TASK TO CARRY OUT: Review the material line by line. Identify and copy every line that contains the string "this".

TASK INPUTS:
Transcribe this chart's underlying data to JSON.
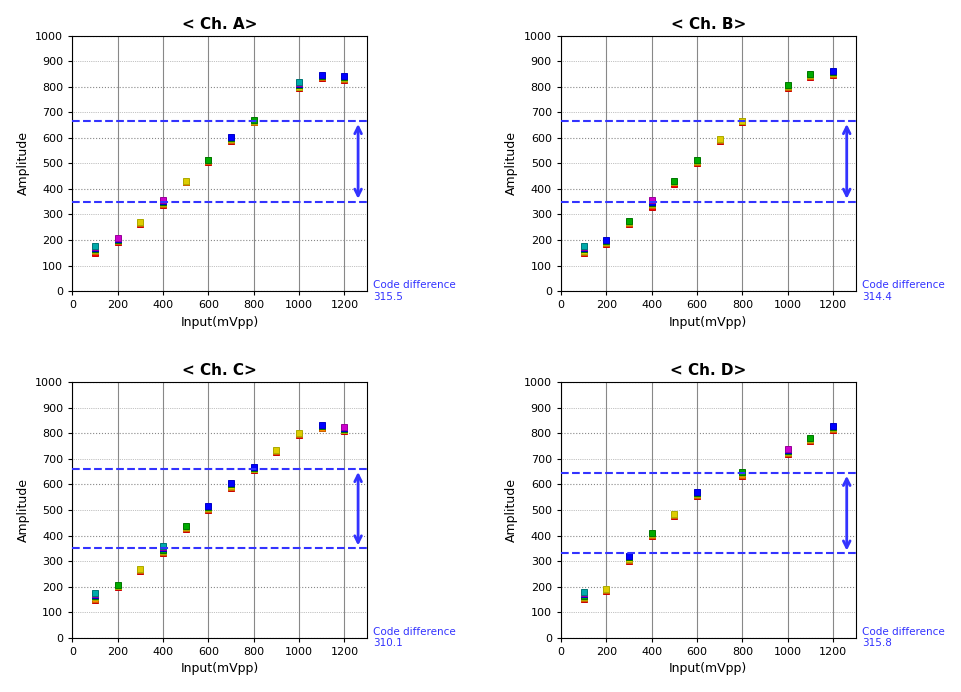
{
  "titles": [
    "< Ch. A>",
    "< Ch. B>",
    "< Ch. C>",
    "< Ch. D>"
  ],
  "xlabel": "Input(mVpp)",
  "ylabel": "Amplitude",
  "xlim": [
    0,
    1300
  ],
  "ylim": [
    0,
    1000
  ],
  "xticks": [
    0,
    200,
    400,
    600,
    800,
    1000,
    1200
  ],
  "yticks": [
    0,
    100,
    200,
    300,
    400,
    500,
    600,
    700,
    800,
    900,
    1000
  ],
  "code_differences": [
    "315.5",
    "314.4",
    "310.1",
    "315.8"
  ],
  "dashed_lines": [
    {
      "upper": 665,
      "lower": 350
    },
    {
      "upper": 665,
      "lower": 350
    },
    {
      "upper": 660,
      "lower": 350
    },
    {
      "upper": 645,
      "lower": 330
    }
  ],
  "colors": [
    "#FF0000",
    "#FF8800",
    "#DDDD00",
    "#00AA00",
    "#0000FF",
    "#FF00FF",
    "#00BBBB",
    "#8800CC"
  ],
  "data_A": {
    "points": [
      [
        100,
        150
      ],
      [
        100,
        155
      ],
      [
        100,
        160
      ],
      [
        100,
        165
      ],
      [
        100,
        168
      ],
      [
        100,
        172
      ],
      [
        100,
        176
      ],
      [
        200,
        192
      ],
      [
        200,
        195
      ],
      [
        200,
        198
      ],
      [
        200,
        200
      ],
      [
        200,
        203
      ],
      [
        200,
        206
      ],
      [
        300,
        263
      ],
      [
        300,
        267
      ],
      [
        300,
        270
      ],
      [
        400,
        335
      ],
      [
        400,
        340
      ],
      [
        400,
        345
      ],
      [
        400,
        348
      ],
      [
        400,
        352
      ],
      [
        400,
        356
      ],
      [
        500,
        425
      ],
      [
        500,
        428
      ],
      [
        500,
        432
      ],
      [
        600,
        505
      ],
      [
        600,
        508
      ],
      [
        600,
        512
      ],
      [
        600,
        515
      ],
      [
        700,
        588
      ],
      [
        700,
        592
      ],
      [
        700,
        596
      ],
      [
        700,
        600
      ],
      [
        700,
        604
      ],
      [
        800,
        660
      ],
      [
        800,
        663
      ],
      [
        800,
        666
      ],
      [
        800,
        669
      ],
      [
        1000,
        793
      ],
      [
        1000,
        797
      ],
      [
        1000,
        800
      ],
      [
        1000,
        805
      ],
      [
        1000,
        810
      ],
      [
        1000,
        815
      ],
      [
        1000,
        819
      ],
      [
        1100,
        833
      ],
      [
        1100,
        837
      ],
      [
        1100,
        840
      ],
      [
        1100,
        843
      ],
      [
        1100,
        846
      ],
      [
        1200,
        828
      ],
      [
        1200,
        832
      ],
      [
        1200,
        835
      ],
      [
        1200,
        838
      ],
      [
        1200,
        841
      ]
    ]
  },
  "data_B": {
    "points": [
      [
        100,
        148
      ],
      [
        100,
        153
      ],
      [
        100,
        158
      ],
      [
        100,
        163
      ],
      [
        100,
        167
      ],
      [
        100,
        171
      ],
      [
        100,
        175
      ],
      [
        200,
        185
      ],
      [
        200,
        189
      ],
      [
        200,
        193
      ],
      [
        200,
        197
      ],
      [
        200,
        201
      ],
      [
        300,
        263
      ],
      [
        300,
        268
      ],
      [
        300,
        272
      ],
      [
        300,
        276
      ],
      [
        400,
        330
      ],
      [
        400,
        335
      ],
      [
        400,
        340
      ],
      [
        400,
        345
      ],
      [
        400,
        350
      ],
      [
        400,
        355
      ],
      [
        500,
        420
      ],
      [
        500,
        425
      ],
      [
        500,
        428
      ],
      [
        500,
        432
      ],
      [
        600,
        500
      ],
      [
        600,
        504
      ],
      [
        600,
        508
      ],
      [
        600,
        512
      ],
      [
        700,
        588
      ],
      [
        700,
        592
      ],
      [
        700,
        595
      ],
      [
        800,
        660
      ],
      [
        800,
        664
      ],
      [
        800,
        667
      ],
      [
        1000,
        793
      ],
      [
        1000,
        797
      ],
      [
        1000,
        801
      ],
      [
        1000,
        805
      ],
      [
        1100,
        838
      ],
      [
        1100,
        842
      ],
      [
        1100,
        845
      ],
      [
        1100,
        848
      ],
      [
        1200,
        845
      ],
      [
        1200,
        849
      ],
      [
        1200,
        853
      ],
      [
        1200,
        857
      ],
      [
        1200,
        860
      ]
    ]
  },
  "data_C": {
    "points": [
      [
        100,
        148
      ],
      [
        100,
        153
      ],
      [
        100,
        158
      ],
      [
        100,
        163
      ],
      [
        100,
        168
      ],
      [
        100,
        172
      ],
      [
        100,
        176
      ],
      [
        200,
        198
      ],
      [
        200,
        201
      ],
      [
        200,
        204
      ],
      [
        200,
        207
      ],
      [
        300,
        263
      ],
      [
        300,
        267
      ],
      [
        300,
        271
      ],
      [
        400,
        330
      ],
      [
        400,
        335
      ],
      [
        400,
        340
      ],
      [
        400,
        345
      ],
      [
        400,
        350
      ],
      [
        400,
        355
      ],
      [
        400,
        358
      ],
      [
        500,
        425
      ],
      [
        500,
        429
      ],
      [
        500,
        432
      ],
      [
        500,
        436
      ],
      [
        600,
        500
      ],
      [
        600,
        505
      ],
      [
        600,
        509
      ],
      [
        600,
        513
      ],
      [
        600,
        517
      ],
      [
        700,
        588
      ],
      [
        700,
        592
      ],
      [
        700,
        596
      ],
      [
        700,
        600
      ],
      [
        700,
        604
      ],
      [
        800,
        655
      ],
      [
        800,
        659
      ],
      [
        800,
        662
      ],
      [
        800,
        666
      ],
      [
        800,
        670
      ],
      [
        900,
        728
      ],
      [
        900,
        732
      ],
      [
        900,
        736
      ],
      [
        1000,
        793
      ],
      [
        1000,
        797
      ],
      [
        1000,
        800
      ],
      [
        1100,
        820
      ],
      [
        1100,
        823
      ],
      [
        1100,
        827
      ],
      [
        1100,
        830
      ],
      [
        1100,
        833
      ],
      [
        1200,
        808
      ],
      [
        1200,
        812
      ],
      [
        1200,
        815
      ],
      [
        1200,
        818
      ],
      [
        1200,
        822
      ],
      [
        1200,
        825
      ]
    ]
  },
  "data_D": {
    "points": [
      [
        100,
        150
      ],
      [
        100,
        155
      ],
      [
        100,
        160
      ],
      [
        100,
        165
      ],
      [
        100,
        170
      ],
      [
        100,
        175
      ],
      [
        100,
        179
      ],
      [
        200,
        183
      ],
      [
        200,
        187
      ],
      [
        200,
        191
      ],
      [
        300,
        300
      ],
      [
        300,
        305
      ],
      [
        300,
        310
      ],
      [
        300,
        315
      ],
      [
        300,
        320
      ],
      [
        400,
        400
      ],
      [
        400,
        404
      ],
      [
        400,
        408
      ],
      [
        400,
        412
      ],
      [
        500,
        478
      ],
      [
        500,
        482
      ],
      [
        500,
        486
      ],
      [
        600,
        555
      ],
      [
        600,
        559
      ],
      [
        600,
        563
      ],
      [
        600,
        567
      ],
      [
        600,
        571
      ],
      [
        800,
        635
      ],
      [
        800,
        639
      ],
      [
        800,
        643
      ],
      [
        800,
        647
      ],
      [
        1000,
        718
      ],
      [
        1000,
        722
      ],
      [
        1000,
        726
      ],
      [
        1000,
        730
      ],
      [
        1000,
        734
      ],
      [
        1000,
        738
      ],
      [
        1100,
        770
      ],
      [
        1100,
        775
      ],
      [
        1100,
        779
      ],
      [
        1100,
        783
      ],
      [
        1200,
        812
      ],
      [
        1200,
        816
      ],
      [
        1200,
        820
      ],
      [
        1200,
        824
      ],
      [
        1200,
        828
      ]
    ]
  }
}
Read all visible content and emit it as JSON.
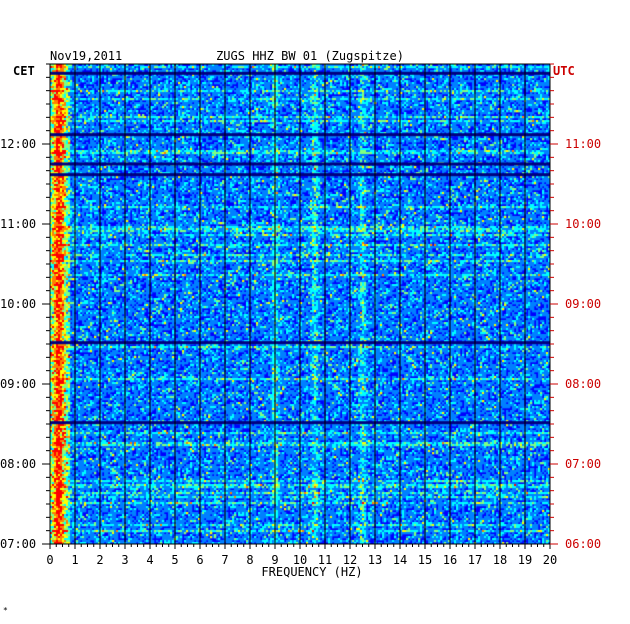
{
  "chart_data": {
    "type": "heatmap",
    "date": "Nov19,2011",
    "title": "ZUGS HHZ BW 01 (Zugspitze)",
    "left_timezone": "CET",
    "right_timezone": "UTC",
    "xlabel": "FREQUENCY (HZ)",
    "xlim": [
      0,
      20
    ],
    "x_ticks": [
      "0",
      "1",
      "2",
      "3",
      "4",
      "5",
      "6",
      "7",
      "8",
      "9",
      "10",
      "11",
      "12",
      "13",
      "14",
      "15",
      "16",
      "17",
      "18",
      "19",
      "20"
    ],
    "left_time_ticks": [
      "12:00",
      "11:00",
      "10:00",
      "09:00",
      "08:00",
      "07:00"
    ],
    "right_time_ticks": [
      "11:00",
      "10:00",
      "09:00",
      "08:00",
      "07:00",
      "06:00"
    ],
    "time_range_cet": [
      "07:00",
      "13:00"
    ],
    "colormap": [
      "#00007f",
      "#0000ff",
      "#0080ff",
      "#00ffff",
      "#80ff80",
      "#ffff00",
      "#ff8000",
      "#ff0000"
    ],
    "left_label_color": "#000000",
    "right_label_color": "#cc0000",
    "prominent_frequencies_hz": [
      9.0,
      10.6,
      12.5
    ],
    "dark_time_bands_cet": [
      "12:53",
      "12:07",
      "11:45",
      "11:37",
      "09:31",
      "08:31"
    ]
  },
  "footer_mark": "*"
}
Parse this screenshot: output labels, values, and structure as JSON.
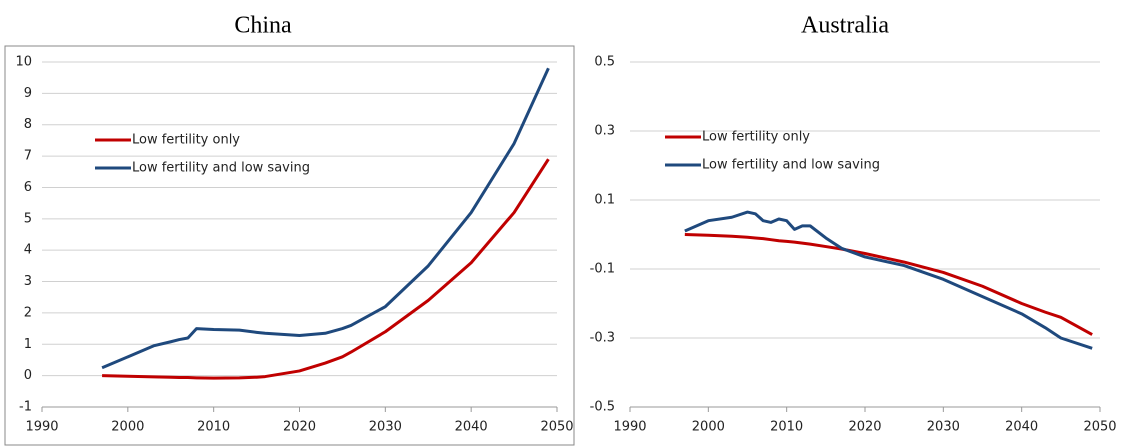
{
  "chart_data": [
    {
      "type": "line",
      "title": "China",
      "x": [
        1997,
        2000,
        2003,
        2005,
        2006,
        2007,
        2008,
        2010,
        2013,
        2015,
        2016,
        2020,
        2023,
        2025,
        2026,
        2030,
        2035,
        2040,
        2045,
        2049
      ],
      "series": [
        {
          "name": "Low fertility only",
          "color": "#c00000",
          "values": [
            0,
            -0.02,
            -0.04,
            -0.05,
            -0.06,
            -0.06,
            -0.07,
            -0.08,
            -0.07,
            -0.05,
            -0.03,
            0.15,
            0.4,
            0.6,
            0.75,
            1.4,
            2.4,
            3.6,
            5.2,
            6.9
          ]
        },
        {
          "name": "Low fertility and low saving",
          "color": "#1f497d",
          "values": [
            0.25,
            0.6,
            0.95,
            1.08,
            1.15,
            1.2,
            1.5,
            1.47,
            1.45,
            1.38,
            1.35,
            1.28,
            1.35,
            1.5,
            1.6,
            2.2,
            3.5,
            5.2,
            7.4,
            9.8
          ]
        }
      ],
      "xlim": [
        1990,
        2050
      ],
      "xticks": [
        1990,
        2000,
        2010,
        2020,
        2030,
        2040,
        2050
      ],
      "ylim": [
        -1,
        10
      ],
      "yticks": [
        -1,
        0,
        1,
        2,
        3,
        4,
        5,
        6,
        7,
        8,
        9,
        10
      ],
      "grid": true
    },
    {
      "type": "line",
      "title": "Australia",
      "x": [
        1997,
        2000,
        2003,
        2005,
        2006,
        2007,
        2008,
        2009,
        2010,
        2011,
        2012,
        2013,
        2015,
        2017,
        2020,
        2025,
        2030,
        2035,
        2040,
        2043,
        2045,
        2049
      ],
      "series": [
        {
          "name": "Low fertility only",
          "color": "#c00000",
          "values": [
            0,
            -0.002,
            -0.005,
            -0.008,
            -0.01,
            -0.012,
            -0.015,
            -0.018,
            -0.02,
            -0.022,
            -0.025,
            -0.028,
            -0.035,
            -0.042,
            -0.055,
            -0.08,
            -0.11,
            -0.15,
            -0.2,
            -0.225,
            -0.24,
            -0.29
          ]
        },
        {
          "name": "Low fertility and low saving",
          "color": "#1f497d",
          "values": [
            0.01,
            0.04,
            0.05,
            0.065,
            0.06,
            0.04,
            0.035,
            0.045,
            0.04,
            0.015,
            0.025,
            0.025,
            -0.01,
            -0.04,
            -0.065,
            -0.09,
            -0.13,
            -0.18,
            -0.23,
            -0.27,
            -0.3,
            -0.33
          ]
        }
      ],
      "xlim": [
        1990,
        2050
      ],
      "xticks": [
        1990,
        2000,
        2010,
        2020,
        2030,
        2040,
        2050
      ],
      "ylim": [
        -0.5,
        0.5
      ],
      "yticks": [
        -0.5,
        -0.3,
        -0.1,
        0.1,
        0.3,
        0.5
      ],
      "grid": true
    }
  ]
}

FULL SOLUTION:
Transcribe this chart's underlying data to JSON.
Parse this screenshot: output labels, values, and structure as JSON.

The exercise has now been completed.